▶ **Text shown**:
..............................

I am new to cryptography, so I have a question:
How can I create my own key (let`s say like a string "1234"). Because I need to encrypt a string with a key (defined by me), save the encrypted string in a database and when I want to use it, take it from the database and decrypt it with the key known by me.
I have this code :
import java.security.InvalidKeyException;
import java.security.*;
import javax.crypto.BadPaddingException;
import javax.crypto.Cipher;
import javax.crypto.IllegalBlockSizeException;
import javax.crypto.SecretKey;
import javax.crypto.SecretKeyFactory;
import javax.crypto.spec.DESedeKeySpec;
public class LocalEncrypter {
private static String algorithm = "PBEWithMD5AndDES";
//private static Key key = null;
private static Cipher cipher = null;
private static SecretKey key;
private static void setUp() throws Exception {
///key = KeyGenerator.getInstance(algorithm).generateKey();
SecretKeyFactory factory = SecretKeyFactory.getInstance(algorithm);
String pass1 = "thisIsTheSecretKeyProvidedByMe";
byte[] pass = pass1.getBytes();
SecretKey key = factory.generateSecret(new DESedeKeySpec(pass));
cipher = Cipher.getInstance(algorithm);
}
public static void main(String[] args)
throws Exception {
setUp();
byte[] encryptionBytes = null;
String input = "1234";
System.out.println("Entered: " + input);
encryptionBytes = encrypt(input);
System.out.println(
"Recovered: " + decrypt(encryptionBytes));
}
private static byte[] encrypt(String input)
throws InvalidKeyException,
BadPaddingException,
IllegalBlockSizeException {
cipher.init(Cipher.ENCRYPT_MODE, key);
byte[] inputBytes = input.getBytes();
return cipher.doFinal(inputBytes);
}
private static String decrypt(byte[] encryptionBytes)
throws InvalidKeyException,
BadPaddingException,
IllegalBlockSizeException {
cipher.init(Cipher.DECRYPT_MODE, key);
byte[] recoveredBytes =
cipher.doFinal(encryptionBytes);
String recovered =
new String(recoveredBytes);
return recovered;
}
}
Exception in thread "main" java.security.spec.InvalidKeySpecException: Invalid key spec
at com.sun.crypto.provider.PBEKeyFactory.engineGenerateSecret(PBEKeyFactory.java:114)
at javax.crypto.SecretKeyFactory.generateSecret(SecretKeyFactory.java:335)
at LocalEncrypter.setUp(LocalEncrypter.java:22)
at LocalEncrypter.main(LocalEncrypter.java:28)

..............................

▶ **Supplied data**:
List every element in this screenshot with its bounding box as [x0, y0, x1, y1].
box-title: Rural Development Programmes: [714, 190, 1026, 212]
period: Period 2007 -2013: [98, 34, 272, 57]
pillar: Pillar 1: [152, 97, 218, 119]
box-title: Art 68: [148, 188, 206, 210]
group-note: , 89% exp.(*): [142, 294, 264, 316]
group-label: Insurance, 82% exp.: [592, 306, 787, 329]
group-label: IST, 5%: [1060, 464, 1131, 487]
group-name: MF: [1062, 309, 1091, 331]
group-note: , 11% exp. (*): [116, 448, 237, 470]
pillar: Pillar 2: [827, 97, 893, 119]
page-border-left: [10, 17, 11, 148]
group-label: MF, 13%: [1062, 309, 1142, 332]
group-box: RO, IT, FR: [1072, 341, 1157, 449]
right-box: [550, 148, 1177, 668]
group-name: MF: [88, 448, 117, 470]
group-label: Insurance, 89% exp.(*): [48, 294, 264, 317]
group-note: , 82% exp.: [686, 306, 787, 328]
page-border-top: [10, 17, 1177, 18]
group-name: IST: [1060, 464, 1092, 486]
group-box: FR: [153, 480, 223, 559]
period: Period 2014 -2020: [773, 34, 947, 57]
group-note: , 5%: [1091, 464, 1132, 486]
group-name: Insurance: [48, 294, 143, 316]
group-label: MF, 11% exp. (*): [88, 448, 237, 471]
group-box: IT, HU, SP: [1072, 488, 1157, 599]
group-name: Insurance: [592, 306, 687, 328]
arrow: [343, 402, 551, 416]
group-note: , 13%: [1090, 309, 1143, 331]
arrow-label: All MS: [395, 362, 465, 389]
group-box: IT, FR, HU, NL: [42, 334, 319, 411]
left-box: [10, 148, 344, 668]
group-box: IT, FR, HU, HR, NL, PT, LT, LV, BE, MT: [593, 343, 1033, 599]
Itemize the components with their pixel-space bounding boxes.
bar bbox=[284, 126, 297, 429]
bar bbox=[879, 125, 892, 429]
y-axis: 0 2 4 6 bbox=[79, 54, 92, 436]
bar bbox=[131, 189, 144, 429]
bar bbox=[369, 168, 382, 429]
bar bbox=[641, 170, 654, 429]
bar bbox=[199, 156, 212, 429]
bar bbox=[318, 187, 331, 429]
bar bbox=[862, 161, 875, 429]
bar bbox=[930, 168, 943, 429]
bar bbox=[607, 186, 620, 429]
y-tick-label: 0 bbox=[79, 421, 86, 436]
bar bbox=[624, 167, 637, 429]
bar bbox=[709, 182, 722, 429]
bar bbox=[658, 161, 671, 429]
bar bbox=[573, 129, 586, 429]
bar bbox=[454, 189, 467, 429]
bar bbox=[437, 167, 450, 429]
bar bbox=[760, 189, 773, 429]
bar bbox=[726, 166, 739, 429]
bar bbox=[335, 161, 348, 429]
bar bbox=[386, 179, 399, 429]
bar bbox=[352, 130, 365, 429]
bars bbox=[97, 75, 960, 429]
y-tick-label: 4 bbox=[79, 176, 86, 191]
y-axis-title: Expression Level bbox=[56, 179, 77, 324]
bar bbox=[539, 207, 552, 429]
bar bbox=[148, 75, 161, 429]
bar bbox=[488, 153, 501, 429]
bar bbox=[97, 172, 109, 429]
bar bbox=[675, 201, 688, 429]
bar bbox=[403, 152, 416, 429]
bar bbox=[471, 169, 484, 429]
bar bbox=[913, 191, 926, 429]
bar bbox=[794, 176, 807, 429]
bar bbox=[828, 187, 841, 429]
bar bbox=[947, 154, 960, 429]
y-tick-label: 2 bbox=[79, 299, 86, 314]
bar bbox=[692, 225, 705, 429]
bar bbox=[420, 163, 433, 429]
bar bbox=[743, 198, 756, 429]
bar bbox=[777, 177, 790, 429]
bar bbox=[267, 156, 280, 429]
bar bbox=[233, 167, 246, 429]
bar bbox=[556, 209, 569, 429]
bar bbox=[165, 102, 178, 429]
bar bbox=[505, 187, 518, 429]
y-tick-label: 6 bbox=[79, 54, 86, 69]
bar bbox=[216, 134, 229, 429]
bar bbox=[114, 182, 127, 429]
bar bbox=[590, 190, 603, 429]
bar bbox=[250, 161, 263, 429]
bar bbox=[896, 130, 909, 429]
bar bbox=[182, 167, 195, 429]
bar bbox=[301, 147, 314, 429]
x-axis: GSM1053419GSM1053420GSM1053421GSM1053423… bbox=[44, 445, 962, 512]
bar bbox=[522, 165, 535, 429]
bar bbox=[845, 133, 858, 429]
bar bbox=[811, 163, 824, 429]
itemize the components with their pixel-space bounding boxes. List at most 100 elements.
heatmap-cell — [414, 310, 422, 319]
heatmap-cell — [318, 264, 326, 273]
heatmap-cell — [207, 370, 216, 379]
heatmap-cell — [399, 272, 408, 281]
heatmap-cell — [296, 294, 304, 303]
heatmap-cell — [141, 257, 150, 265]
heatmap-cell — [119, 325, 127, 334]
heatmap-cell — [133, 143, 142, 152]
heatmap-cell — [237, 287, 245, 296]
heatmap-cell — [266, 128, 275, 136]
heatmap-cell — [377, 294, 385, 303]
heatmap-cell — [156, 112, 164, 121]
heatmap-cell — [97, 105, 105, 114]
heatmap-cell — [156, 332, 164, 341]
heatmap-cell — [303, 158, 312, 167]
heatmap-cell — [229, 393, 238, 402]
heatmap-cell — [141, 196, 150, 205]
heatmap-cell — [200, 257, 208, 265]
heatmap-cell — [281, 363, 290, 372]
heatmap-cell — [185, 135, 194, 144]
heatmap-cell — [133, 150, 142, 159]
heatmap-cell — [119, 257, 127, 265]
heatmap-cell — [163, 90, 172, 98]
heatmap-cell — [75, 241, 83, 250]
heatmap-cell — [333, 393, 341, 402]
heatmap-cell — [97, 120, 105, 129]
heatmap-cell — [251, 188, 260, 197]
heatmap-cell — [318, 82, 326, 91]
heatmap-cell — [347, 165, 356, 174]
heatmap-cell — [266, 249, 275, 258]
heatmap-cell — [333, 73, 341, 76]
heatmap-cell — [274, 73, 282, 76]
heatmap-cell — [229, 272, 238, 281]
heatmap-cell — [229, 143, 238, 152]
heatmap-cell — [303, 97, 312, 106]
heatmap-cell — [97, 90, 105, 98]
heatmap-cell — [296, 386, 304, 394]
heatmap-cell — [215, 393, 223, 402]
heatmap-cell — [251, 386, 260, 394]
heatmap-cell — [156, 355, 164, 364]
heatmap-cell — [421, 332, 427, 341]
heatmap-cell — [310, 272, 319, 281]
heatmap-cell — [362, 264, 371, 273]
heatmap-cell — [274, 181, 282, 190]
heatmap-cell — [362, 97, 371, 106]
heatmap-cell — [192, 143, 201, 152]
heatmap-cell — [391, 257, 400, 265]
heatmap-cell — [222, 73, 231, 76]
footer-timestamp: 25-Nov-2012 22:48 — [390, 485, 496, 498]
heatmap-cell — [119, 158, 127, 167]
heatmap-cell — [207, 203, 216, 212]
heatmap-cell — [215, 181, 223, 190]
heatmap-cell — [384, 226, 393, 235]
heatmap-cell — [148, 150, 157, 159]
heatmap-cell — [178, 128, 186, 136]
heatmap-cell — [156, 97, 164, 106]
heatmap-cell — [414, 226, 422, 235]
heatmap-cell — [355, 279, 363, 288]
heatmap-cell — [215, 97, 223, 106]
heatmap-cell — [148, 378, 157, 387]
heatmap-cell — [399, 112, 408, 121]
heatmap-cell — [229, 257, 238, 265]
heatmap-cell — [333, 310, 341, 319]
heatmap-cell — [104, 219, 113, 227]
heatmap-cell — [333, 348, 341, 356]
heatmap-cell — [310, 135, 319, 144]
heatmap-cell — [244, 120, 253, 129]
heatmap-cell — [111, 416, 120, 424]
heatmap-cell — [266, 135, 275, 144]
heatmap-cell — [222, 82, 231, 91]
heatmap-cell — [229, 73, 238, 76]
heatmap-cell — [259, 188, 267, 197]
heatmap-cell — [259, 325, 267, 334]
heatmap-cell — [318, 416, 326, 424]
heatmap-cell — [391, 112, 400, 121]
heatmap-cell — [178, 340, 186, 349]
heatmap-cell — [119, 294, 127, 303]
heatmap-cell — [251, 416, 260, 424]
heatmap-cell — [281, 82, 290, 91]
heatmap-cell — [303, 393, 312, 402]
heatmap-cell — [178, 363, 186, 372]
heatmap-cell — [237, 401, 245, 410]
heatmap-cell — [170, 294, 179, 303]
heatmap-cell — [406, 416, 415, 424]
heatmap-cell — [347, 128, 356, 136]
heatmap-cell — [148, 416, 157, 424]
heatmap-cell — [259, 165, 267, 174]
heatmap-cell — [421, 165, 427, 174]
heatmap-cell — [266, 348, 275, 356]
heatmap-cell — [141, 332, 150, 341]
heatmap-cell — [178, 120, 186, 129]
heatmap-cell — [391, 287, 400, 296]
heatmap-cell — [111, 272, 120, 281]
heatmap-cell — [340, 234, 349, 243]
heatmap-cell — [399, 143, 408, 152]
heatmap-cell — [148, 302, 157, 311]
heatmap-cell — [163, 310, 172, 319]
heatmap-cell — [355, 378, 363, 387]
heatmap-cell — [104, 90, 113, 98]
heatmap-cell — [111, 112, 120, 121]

..............................

▶ **Exercises**:
(1) Update the listing, starting at its beginning and ending at the line containing "group-note: , 89%", by replacing "box-title" with "panel-title" and leaving everything else unchanged. Return only those lines.
(2) Continue the forum post about encrypting a string in Java with a self-defined key from where it stops.
The text and the listing are independent pieces of material.

▶ **Task-by-task outputs**:
(1)
List every element in this screenshot with its bounding box as [x0, y0, x1, y1].
panel-title: Rural Development Programmes: [714, 190, 1026, 212]
period: Period 2007 -2013: [98, 34, 272, 57]
pillar: Pillar 1: [152, 97, 218, 119]
panel-title: Art 68: [148, 188, 206, 210]
group-note: , 89% exp.(*): [142, 294, 264, 316]

(2)
A KeyGenerator generates random keys. Since you know the secret key, what you need is a SecretKeyFactory. Get an instance for your algorithm (DESede), and then call its generateSecret méthode with an instance of DESedeKeySpec as argument:
SecretKeyFactory factory = SecretKeyFactory.getInstance("DESede");
SecretKey key = factory.generateSecret(new DESedeKeySpec(someByteArrayContainingAtLeast24Bytes));
Here is a complete example that works. As I said, DESedeKeySpec must be used with the DESede algorithm. Using a DESede key with PBEWithMD5AndDES makes no sense.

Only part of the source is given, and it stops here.